A block of data
■ ■ ■ ■ ■

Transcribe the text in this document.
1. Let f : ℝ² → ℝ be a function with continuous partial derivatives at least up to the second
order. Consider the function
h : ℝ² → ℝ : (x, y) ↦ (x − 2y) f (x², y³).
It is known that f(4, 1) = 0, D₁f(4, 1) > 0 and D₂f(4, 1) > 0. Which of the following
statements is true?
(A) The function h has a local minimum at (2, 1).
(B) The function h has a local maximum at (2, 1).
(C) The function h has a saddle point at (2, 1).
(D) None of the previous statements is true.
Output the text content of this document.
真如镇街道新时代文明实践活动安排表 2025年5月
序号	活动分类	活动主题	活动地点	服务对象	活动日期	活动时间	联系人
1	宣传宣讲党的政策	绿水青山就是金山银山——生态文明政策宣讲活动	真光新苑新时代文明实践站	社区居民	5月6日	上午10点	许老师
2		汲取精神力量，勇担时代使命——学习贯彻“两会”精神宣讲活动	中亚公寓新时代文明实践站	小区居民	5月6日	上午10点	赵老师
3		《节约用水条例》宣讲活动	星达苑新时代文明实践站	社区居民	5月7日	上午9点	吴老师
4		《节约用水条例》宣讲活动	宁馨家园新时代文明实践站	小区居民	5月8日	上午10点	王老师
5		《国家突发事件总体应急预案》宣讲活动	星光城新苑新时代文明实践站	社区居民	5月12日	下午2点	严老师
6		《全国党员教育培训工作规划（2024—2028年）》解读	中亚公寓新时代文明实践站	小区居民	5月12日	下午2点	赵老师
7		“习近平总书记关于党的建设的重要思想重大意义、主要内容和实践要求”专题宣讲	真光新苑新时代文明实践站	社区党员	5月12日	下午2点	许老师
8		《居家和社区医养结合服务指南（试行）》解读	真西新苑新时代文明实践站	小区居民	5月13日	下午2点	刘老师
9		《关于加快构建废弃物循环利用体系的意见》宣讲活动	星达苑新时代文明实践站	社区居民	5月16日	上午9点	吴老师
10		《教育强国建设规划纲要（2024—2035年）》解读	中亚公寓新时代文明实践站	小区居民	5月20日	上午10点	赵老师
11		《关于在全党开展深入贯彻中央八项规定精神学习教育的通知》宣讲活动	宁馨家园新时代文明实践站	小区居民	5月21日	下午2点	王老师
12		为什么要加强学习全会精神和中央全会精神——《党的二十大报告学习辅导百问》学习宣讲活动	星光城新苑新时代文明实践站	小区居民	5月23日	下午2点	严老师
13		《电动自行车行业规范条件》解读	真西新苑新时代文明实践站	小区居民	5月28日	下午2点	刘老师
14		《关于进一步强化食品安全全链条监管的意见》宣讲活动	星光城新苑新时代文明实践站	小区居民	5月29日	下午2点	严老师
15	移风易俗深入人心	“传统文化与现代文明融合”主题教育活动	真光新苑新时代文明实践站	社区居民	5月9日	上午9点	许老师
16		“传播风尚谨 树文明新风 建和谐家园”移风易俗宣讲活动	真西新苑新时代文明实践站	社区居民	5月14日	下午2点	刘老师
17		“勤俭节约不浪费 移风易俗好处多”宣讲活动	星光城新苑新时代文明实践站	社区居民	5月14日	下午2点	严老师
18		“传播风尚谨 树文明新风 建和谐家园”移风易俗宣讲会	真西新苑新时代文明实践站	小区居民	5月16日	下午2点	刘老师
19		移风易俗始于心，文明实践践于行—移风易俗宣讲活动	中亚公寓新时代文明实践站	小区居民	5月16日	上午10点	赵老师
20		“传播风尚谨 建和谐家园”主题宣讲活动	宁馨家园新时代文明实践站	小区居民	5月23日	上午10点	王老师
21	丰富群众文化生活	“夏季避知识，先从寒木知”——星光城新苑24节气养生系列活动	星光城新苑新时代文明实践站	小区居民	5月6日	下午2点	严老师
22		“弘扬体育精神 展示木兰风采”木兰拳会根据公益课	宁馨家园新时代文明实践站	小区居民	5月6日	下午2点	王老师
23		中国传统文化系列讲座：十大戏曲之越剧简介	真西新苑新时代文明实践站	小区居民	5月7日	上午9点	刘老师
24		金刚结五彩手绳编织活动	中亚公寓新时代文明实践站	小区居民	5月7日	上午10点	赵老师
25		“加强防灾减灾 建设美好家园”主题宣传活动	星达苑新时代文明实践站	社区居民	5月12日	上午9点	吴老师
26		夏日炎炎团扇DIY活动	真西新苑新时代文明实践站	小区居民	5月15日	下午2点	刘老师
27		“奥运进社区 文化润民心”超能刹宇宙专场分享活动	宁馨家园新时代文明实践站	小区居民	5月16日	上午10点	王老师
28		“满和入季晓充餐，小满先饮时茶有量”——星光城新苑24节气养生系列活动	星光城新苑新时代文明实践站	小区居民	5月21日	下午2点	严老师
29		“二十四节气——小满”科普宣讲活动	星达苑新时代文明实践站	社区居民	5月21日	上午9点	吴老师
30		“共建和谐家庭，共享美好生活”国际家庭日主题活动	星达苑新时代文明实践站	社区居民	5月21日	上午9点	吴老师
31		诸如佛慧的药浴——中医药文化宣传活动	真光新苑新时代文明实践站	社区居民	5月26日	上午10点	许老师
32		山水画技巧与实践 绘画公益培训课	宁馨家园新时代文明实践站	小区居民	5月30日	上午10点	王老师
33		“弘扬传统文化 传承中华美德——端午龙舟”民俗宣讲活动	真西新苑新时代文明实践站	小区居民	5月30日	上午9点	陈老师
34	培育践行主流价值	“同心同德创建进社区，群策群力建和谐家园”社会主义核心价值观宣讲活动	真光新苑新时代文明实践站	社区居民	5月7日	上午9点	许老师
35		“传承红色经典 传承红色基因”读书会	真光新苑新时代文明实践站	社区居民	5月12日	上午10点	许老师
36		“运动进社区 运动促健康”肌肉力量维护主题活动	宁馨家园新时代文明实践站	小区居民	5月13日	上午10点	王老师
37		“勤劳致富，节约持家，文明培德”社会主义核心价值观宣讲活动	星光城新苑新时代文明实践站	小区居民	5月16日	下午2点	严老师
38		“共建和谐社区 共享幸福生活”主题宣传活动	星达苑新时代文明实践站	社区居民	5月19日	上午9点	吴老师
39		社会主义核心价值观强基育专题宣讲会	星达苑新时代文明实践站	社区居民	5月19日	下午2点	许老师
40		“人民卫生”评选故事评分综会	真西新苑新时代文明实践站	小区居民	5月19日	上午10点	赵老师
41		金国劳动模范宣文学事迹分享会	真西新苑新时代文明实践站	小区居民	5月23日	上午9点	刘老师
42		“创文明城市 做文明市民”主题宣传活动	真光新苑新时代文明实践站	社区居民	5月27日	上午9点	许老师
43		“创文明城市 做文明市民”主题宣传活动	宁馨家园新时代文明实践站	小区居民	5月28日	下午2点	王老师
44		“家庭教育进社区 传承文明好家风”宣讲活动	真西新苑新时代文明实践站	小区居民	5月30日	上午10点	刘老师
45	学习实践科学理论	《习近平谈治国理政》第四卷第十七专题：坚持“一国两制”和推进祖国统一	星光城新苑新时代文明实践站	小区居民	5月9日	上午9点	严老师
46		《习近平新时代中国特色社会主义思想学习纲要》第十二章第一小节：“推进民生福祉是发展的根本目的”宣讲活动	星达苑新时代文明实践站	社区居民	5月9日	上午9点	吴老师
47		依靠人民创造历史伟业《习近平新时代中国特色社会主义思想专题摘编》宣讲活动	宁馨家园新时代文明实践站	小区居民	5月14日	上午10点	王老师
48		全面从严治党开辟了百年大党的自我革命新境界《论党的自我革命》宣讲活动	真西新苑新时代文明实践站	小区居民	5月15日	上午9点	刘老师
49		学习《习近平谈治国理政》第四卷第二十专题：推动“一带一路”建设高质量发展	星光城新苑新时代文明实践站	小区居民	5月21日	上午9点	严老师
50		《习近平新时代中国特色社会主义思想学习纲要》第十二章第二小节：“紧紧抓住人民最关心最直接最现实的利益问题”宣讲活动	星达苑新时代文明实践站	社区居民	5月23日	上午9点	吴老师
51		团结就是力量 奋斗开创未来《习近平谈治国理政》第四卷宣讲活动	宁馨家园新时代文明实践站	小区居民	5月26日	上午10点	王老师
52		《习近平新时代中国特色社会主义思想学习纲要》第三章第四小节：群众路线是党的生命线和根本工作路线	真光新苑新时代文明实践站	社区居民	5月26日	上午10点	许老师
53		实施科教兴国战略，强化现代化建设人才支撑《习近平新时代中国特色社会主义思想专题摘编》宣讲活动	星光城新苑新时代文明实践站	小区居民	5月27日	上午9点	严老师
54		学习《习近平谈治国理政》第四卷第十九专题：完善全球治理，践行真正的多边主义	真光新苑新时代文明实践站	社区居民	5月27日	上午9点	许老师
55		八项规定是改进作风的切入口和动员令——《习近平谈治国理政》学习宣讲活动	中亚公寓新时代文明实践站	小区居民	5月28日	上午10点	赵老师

■ ■ ■ ■ ■

Identify each line holding the string "text", and copy it out.

Transcribe the text in this document.
Output the text content of this document.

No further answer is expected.